STORED ROWS ::
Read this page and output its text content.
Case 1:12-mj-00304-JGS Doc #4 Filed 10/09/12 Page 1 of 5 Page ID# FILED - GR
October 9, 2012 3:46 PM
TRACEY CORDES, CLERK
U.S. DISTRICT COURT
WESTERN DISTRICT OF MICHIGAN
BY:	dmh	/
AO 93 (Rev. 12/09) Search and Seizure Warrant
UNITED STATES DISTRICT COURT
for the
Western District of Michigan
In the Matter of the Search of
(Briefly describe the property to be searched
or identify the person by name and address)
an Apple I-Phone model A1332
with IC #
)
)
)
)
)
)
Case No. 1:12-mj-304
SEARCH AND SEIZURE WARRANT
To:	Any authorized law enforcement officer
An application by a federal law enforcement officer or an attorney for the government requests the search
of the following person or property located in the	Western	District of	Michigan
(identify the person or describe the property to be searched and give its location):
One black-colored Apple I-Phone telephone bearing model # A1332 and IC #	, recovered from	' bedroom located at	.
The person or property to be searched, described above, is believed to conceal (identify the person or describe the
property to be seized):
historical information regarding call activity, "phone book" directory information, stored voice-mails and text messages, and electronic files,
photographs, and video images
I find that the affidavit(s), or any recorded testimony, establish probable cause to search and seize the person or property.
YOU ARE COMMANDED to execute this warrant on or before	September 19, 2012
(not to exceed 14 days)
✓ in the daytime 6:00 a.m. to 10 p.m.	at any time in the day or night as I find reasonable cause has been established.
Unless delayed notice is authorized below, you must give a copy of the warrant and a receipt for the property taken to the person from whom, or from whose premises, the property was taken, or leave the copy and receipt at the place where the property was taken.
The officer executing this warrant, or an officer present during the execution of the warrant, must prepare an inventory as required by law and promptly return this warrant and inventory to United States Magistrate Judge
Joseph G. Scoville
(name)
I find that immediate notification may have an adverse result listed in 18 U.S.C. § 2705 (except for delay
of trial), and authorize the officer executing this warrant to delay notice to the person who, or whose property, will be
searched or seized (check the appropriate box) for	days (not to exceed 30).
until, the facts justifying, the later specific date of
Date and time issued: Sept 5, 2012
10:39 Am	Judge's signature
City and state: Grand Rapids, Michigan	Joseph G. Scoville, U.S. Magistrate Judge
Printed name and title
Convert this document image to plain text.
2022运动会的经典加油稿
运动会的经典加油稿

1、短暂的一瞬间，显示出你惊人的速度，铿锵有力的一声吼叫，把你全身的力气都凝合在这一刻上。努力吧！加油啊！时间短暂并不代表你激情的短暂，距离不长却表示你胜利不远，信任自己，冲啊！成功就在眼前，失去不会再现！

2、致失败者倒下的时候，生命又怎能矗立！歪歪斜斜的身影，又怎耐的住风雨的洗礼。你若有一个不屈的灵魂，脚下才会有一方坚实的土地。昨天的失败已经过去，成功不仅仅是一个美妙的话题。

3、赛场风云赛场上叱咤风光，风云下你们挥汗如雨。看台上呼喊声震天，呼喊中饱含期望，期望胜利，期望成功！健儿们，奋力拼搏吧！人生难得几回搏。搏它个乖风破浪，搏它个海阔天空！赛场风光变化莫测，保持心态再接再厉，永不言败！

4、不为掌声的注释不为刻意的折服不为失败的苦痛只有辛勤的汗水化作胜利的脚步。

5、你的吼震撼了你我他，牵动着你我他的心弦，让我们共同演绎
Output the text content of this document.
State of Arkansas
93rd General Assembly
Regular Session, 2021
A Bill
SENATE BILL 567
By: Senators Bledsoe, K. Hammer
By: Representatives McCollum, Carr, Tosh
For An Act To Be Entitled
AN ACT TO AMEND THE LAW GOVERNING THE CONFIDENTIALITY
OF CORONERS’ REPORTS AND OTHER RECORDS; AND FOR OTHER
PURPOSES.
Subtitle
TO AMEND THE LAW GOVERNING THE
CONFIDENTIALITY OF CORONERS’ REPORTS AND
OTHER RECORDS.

PROBLEM DETAILS ::
Pick out all the lines with the word "searched" in them and copy them.

FINISHED ANSWER ::
(Briefly describe the property to be searched
(identify the person or describe the property to be searched and give its location):
The person or property to be searched, described above, is believed to conceal (identify the person or describe the
searched or seized (check the appropriate box) for	days (not to exceed 30).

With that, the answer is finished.